╭─ DATA LISTING
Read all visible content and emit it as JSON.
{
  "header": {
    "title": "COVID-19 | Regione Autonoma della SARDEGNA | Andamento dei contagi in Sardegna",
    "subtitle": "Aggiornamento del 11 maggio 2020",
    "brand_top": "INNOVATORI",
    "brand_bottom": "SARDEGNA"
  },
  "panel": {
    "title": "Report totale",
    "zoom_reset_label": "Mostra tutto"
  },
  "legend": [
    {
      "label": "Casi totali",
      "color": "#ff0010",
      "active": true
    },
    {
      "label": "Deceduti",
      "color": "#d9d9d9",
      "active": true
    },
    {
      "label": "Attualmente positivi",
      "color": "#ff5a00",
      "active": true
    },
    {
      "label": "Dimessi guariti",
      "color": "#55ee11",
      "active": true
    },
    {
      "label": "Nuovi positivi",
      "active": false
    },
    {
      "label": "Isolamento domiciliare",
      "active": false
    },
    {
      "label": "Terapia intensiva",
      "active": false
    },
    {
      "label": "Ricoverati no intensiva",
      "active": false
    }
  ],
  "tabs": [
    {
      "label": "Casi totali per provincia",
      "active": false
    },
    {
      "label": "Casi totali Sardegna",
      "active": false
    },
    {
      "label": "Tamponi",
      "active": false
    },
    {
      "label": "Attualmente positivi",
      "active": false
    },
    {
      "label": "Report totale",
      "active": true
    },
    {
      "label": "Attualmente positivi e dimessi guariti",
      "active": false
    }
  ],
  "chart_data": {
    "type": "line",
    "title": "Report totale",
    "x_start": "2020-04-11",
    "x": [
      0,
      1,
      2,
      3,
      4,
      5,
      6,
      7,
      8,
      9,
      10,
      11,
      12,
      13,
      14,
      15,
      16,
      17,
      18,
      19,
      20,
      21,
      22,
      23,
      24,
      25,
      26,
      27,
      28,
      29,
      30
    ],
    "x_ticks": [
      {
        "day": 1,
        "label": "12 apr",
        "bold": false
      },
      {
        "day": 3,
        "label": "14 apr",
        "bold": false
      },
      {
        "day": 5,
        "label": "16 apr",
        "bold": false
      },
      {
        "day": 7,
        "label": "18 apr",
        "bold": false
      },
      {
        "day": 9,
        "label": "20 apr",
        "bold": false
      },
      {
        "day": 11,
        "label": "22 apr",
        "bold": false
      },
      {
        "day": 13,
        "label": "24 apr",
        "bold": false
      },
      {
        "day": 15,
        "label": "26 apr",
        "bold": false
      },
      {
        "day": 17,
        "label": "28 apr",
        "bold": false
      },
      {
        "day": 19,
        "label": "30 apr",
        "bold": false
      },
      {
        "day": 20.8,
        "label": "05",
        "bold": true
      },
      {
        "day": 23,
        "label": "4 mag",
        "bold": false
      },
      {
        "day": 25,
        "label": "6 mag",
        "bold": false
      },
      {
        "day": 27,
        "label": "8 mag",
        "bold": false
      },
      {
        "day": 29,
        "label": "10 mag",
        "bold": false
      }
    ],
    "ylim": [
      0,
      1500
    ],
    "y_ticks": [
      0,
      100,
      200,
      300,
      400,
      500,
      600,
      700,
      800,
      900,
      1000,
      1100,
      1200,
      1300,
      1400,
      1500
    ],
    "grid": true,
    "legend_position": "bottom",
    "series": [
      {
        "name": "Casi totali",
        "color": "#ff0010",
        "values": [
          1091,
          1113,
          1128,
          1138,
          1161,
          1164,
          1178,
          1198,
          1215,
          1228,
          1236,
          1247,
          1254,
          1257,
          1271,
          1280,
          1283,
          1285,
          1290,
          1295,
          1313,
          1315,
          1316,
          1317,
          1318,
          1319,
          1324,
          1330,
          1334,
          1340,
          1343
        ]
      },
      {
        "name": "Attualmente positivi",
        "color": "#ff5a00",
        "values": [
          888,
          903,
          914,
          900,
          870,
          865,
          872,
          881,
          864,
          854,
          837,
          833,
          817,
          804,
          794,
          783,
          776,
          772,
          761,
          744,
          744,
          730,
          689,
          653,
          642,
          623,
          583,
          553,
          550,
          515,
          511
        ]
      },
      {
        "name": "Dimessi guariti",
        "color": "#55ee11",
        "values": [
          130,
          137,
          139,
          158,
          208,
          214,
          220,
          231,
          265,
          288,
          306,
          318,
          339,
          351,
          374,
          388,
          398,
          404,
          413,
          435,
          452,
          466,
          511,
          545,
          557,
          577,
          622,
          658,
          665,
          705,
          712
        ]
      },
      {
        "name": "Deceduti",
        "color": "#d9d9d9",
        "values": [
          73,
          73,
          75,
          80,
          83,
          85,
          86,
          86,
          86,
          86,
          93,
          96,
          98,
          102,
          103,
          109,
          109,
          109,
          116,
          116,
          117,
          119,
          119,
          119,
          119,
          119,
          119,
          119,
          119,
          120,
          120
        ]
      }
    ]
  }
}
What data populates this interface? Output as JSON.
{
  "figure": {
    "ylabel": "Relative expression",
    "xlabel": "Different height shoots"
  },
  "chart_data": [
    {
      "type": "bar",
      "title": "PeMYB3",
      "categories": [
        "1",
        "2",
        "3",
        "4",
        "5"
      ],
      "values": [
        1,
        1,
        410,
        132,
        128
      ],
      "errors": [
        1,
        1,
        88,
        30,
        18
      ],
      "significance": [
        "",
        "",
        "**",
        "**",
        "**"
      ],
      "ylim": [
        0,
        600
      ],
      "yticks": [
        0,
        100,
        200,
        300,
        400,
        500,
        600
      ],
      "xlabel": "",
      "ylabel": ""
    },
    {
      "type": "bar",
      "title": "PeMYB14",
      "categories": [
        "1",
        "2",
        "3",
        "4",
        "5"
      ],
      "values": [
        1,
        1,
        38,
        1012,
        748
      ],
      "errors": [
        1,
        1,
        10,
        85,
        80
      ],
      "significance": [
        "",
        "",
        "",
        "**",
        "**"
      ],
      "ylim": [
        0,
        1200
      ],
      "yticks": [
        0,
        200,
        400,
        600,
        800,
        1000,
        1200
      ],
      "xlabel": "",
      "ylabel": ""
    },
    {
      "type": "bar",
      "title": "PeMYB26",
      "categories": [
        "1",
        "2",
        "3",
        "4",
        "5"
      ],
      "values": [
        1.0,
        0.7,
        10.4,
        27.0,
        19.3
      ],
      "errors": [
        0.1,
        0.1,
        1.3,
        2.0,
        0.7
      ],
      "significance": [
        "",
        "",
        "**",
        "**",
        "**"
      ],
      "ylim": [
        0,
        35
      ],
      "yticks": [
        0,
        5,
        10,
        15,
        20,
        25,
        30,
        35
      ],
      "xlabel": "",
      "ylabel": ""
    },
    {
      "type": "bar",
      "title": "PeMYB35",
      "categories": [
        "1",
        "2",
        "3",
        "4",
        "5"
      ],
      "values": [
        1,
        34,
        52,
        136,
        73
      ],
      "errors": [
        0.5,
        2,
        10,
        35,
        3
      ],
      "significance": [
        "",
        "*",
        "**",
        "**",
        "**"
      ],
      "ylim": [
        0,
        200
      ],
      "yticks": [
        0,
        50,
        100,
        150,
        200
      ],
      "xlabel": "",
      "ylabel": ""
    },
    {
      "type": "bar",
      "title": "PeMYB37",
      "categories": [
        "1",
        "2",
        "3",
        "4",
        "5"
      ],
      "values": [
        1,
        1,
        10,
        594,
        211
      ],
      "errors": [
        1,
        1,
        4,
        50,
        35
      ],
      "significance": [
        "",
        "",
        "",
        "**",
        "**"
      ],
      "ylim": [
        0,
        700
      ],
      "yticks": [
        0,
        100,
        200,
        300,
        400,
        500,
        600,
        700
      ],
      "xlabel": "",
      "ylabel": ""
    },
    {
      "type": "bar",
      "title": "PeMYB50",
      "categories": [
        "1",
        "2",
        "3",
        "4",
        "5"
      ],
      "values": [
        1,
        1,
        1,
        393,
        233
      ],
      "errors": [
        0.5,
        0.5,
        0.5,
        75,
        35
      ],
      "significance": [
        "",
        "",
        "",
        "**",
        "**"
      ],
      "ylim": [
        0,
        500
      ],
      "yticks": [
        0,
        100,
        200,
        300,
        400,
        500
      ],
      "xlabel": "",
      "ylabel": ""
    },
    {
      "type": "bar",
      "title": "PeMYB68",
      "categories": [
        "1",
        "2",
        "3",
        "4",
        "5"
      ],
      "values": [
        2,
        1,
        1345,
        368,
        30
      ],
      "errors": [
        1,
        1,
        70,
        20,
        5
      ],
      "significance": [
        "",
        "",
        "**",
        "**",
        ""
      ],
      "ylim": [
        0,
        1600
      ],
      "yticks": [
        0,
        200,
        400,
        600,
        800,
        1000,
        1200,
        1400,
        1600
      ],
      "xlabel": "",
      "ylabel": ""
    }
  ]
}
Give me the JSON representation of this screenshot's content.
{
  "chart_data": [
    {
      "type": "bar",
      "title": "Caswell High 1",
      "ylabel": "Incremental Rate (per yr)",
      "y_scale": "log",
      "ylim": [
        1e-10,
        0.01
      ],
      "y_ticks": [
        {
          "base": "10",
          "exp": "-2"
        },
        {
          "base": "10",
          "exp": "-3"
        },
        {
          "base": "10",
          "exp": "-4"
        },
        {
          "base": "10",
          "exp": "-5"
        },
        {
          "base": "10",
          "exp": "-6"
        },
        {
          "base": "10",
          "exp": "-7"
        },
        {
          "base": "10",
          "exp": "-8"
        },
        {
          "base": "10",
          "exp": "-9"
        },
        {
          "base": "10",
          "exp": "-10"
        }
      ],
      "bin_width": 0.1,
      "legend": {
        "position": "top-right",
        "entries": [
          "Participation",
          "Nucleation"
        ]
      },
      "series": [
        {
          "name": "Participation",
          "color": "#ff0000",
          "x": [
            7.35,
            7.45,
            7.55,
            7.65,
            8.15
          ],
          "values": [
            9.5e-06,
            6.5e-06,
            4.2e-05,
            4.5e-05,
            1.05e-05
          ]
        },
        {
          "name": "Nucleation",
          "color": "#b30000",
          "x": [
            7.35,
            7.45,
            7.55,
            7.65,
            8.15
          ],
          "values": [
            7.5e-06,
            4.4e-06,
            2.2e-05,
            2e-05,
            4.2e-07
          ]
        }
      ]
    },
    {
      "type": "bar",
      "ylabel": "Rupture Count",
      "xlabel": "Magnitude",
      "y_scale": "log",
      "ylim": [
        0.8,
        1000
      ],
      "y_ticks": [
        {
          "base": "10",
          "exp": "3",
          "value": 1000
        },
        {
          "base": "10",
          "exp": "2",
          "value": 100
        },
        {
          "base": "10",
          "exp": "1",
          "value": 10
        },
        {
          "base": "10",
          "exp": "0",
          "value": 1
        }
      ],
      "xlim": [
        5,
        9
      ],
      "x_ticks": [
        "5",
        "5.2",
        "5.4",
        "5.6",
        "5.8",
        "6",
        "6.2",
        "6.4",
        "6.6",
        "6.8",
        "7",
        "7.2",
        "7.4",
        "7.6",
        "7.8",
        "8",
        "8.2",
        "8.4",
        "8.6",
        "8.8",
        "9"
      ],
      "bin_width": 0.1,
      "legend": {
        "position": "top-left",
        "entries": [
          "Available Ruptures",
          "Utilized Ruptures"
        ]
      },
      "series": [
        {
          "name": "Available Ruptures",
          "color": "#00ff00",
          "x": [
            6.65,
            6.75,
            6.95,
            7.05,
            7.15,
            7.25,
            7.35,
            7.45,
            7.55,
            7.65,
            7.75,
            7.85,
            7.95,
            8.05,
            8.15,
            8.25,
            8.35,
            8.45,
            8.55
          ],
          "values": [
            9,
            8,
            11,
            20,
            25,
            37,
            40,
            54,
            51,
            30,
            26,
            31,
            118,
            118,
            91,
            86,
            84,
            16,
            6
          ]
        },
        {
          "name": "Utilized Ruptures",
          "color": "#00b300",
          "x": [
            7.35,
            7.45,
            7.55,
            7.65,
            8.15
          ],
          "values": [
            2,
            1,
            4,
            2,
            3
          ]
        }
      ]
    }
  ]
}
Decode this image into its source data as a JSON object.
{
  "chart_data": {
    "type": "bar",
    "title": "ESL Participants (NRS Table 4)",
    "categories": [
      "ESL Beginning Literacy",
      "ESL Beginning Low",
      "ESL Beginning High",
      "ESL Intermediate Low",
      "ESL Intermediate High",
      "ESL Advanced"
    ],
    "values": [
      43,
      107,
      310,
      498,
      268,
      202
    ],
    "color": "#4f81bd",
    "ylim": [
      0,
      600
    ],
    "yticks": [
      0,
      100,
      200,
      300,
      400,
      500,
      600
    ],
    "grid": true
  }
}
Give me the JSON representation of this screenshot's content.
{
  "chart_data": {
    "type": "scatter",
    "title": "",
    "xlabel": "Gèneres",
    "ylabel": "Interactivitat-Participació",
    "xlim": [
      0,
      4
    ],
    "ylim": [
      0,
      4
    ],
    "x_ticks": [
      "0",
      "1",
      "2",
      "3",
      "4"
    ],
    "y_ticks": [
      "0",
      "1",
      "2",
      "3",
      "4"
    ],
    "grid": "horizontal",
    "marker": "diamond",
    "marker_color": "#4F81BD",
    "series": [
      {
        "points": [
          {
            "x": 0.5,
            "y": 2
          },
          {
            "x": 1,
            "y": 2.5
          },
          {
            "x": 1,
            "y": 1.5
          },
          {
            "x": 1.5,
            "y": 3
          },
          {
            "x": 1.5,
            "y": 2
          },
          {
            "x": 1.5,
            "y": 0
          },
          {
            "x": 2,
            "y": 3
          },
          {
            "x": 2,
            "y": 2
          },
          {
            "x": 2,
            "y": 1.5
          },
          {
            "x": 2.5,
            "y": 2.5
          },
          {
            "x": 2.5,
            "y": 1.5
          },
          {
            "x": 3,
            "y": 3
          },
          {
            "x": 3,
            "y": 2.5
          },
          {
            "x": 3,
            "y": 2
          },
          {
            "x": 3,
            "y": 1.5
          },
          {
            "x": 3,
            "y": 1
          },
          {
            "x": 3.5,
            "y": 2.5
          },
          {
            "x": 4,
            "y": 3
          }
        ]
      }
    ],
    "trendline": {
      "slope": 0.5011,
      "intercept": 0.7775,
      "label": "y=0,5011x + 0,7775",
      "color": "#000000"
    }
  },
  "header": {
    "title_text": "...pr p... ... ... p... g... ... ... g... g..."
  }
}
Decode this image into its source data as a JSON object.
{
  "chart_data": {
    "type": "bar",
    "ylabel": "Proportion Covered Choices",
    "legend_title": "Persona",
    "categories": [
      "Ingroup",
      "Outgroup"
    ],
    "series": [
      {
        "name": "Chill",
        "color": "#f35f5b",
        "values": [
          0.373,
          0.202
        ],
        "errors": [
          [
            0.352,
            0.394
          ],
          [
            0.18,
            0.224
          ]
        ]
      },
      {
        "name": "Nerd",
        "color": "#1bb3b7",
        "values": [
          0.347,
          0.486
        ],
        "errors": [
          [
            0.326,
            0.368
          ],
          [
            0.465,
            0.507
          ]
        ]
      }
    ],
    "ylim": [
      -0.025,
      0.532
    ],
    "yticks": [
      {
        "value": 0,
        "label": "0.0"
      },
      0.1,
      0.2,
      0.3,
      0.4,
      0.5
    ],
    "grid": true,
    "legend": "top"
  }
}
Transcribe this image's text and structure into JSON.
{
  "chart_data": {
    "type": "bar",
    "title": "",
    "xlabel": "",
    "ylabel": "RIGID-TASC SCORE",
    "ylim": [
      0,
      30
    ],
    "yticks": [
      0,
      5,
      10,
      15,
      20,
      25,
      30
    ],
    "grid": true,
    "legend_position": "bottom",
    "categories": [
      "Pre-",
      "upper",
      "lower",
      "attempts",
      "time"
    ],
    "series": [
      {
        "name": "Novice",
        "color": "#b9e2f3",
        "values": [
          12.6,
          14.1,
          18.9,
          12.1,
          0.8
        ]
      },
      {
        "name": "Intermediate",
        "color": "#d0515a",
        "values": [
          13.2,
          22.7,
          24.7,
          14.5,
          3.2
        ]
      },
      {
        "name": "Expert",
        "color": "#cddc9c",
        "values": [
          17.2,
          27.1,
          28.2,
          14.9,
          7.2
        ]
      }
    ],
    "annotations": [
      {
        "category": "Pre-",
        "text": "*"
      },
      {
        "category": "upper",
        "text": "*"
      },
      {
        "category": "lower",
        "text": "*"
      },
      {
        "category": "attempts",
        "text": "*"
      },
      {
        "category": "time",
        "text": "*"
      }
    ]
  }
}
╰─
WHAT THE TASK ASKS: Show every line that contains the word "Available".

THE OUTPUT:
          "Available Ruptures",
          "name": "Available Ruptures",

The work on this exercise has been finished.